== WHAT YOU WILL DO ==
Retype all of the entries word for word.

(Data listing)

────────

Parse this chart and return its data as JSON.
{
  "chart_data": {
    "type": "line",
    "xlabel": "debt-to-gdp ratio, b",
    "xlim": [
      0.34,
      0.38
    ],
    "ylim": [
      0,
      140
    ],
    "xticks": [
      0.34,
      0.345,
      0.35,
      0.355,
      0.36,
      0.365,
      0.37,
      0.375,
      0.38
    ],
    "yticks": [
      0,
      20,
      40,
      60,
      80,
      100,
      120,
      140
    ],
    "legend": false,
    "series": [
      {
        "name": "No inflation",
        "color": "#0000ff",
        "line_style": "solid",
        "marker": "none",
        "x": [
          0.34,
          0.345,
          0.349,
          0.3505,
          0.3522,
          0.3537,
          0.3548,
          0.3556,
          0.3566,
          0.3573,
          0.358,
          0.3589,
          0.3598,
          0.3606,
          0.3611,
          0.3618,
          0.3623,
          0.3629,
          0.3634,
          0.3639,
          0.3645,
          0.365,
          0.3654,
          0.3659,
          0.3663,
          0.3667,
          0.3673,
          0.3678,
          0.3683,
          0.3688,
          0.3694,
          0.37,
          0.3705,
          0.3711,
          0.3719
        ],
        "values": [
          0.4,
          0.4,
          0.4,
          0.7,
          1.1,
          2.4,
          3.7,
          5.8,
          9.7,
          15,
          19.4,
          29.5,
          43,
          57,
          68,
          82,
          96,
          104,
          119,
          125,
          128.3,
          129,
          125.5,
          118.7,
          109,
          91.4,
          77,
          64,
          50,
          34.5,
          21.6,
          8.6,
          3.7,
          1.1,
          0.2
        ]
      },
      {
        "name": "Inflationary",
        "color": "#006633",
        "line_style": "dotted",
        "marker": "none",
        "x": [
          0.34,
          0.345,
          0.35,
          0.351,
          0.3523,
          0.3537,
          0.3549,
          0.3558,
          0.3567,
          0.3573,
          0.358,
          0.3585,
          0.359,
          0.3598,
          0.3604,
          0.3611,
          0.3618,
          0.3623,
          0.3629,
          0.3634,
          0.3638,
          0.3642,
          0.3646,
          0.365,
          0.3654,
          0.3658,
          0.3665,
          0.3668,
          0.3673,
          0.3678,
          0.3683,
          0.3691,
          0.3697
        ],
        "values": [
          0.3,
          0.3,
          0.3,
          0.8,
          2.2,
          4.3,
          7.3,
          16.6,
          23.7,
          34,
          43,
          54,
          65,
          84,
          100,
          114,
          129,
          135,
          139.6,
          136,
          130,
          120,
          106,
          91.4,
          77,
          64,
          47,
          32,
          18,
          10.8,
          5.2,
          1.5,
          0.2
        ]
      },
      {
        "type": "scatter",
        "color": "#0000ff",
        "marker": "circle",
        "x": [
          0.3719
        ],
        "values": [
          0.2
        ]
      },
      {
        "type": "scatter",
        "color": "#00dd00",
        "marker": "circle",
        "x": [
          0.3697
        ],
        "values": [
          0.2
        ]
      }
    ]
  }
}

────────

== ANSWER FOR THIS EXERCISE ==
Parse this chart and return its data as JSON.
{
  "chart_data": {
    "type": "line",
    "xlabel": "debt-to-gdp ratio, b",
    "xlim": [
      0.34,
      0.38
    ],
    "ylim": [
      0,
      140
    ],
    "xticks": [
      0.34,
      0.345,
      0.35,
      0.355,
      0.36,
      0.365,
      0.37,
      0.375,
      0.38
    ],
    "yticks": [
      0,
      20,
      40,
      60,
      80,
      100,
      120,
      140
    ],
    "legend": false,
    "series": [
      {
        "name": "No inflation",
        "color": "#0000ff",
        "line_style": "solid",
        "marker": "none",
        "x": [
          0.34,
          0.345,
          0.349,
          0.3505,
          0.3522,
          0.3537,
          0.3548,
          0.3556,
          0.3566,
          0.3573,
          0.358,
          0.3589,
          0.3598,
          0.3606,
          0.3611,
          0.3618,
          0.3623,
          0.3629,
          0.3634,
          0.3639,
          0.3645,
          0.365,
          0.3654,
          0.3659,
          0.3663,
          0.3667,
          0.3673,
          0.3678,
          0.3683,
          0.3688,
          0.3694,
          0.37,
          0.3705,
          0.3711,
          0.3719
        ],
        "values": [
          0.4,
          0.4,
          0.4,
          0.7,
          1.1,
          2.4,
          3.7,
          5.8,
          9.7,
          15,
          19.4,
          29.5,
          43,
          57,
          68,
          82,
          96,
          104,
          119,
          125,
          128.3,
          129,
          125.5,
          118.7,
          109,
          91.4,
          77,
          64,
          50,
          34.5,
          21.6,
          8.6,
          3.7,
          1.1,
          0.2
        ]
      },
      {
        "name": "Inflationary",
        "color": "#006633",
        "line_style": "dotted",
        "marker": "none",
        "x": [
          0.34,
          0.345,
          0.35,
          0.351,
          0.3523,
          0.3537,
          0.3549,
          0.3558,
          0.3567,
          0.3573,
          0.358,
          0.3585,
          0.359,
          0.3598,
          0.3604,
          0.3611,
          0.3618,
          0.3623,
          0.3629,
          0.3634,
          0.3638,
          0.3642,
          0.3646,
          0.365,
          0.3654,
          0.3658,
          0.3665,
          0.3668,
          0.3673,
          0.3678,
          0.3683,
          0.3691,
          0.3697
        ],
        "values": [
          0.3,
          0.3,
          0.3,
          0.8,
          2.2,
          4.3,
          7.3,
          16.6,
          23.7,
          34,
          43,
          54,
          65,
          84,
          100,
          114,
          129,
          135,
          139.6,
          136,
          130,
          120,
          106,
          91.4,
          77,
          64,
          47,
          32,
          18,
          10.8,
          5.2,
          1.5,
          0.2
        ]
      },
      {
        "type": "scatter",
        "color": "#0000ff",
        "marker": "circle",
        "x": [
          0.3719
        ],
        "values": [
          0.2
        ]
      },
      {
        "type": "scatter",
        "color": "#00dd00",
        "marker": "circle",
        "x": [
          0.3697
        ],
        "values": [
          0.2
        ]
      }
    ]
  }
}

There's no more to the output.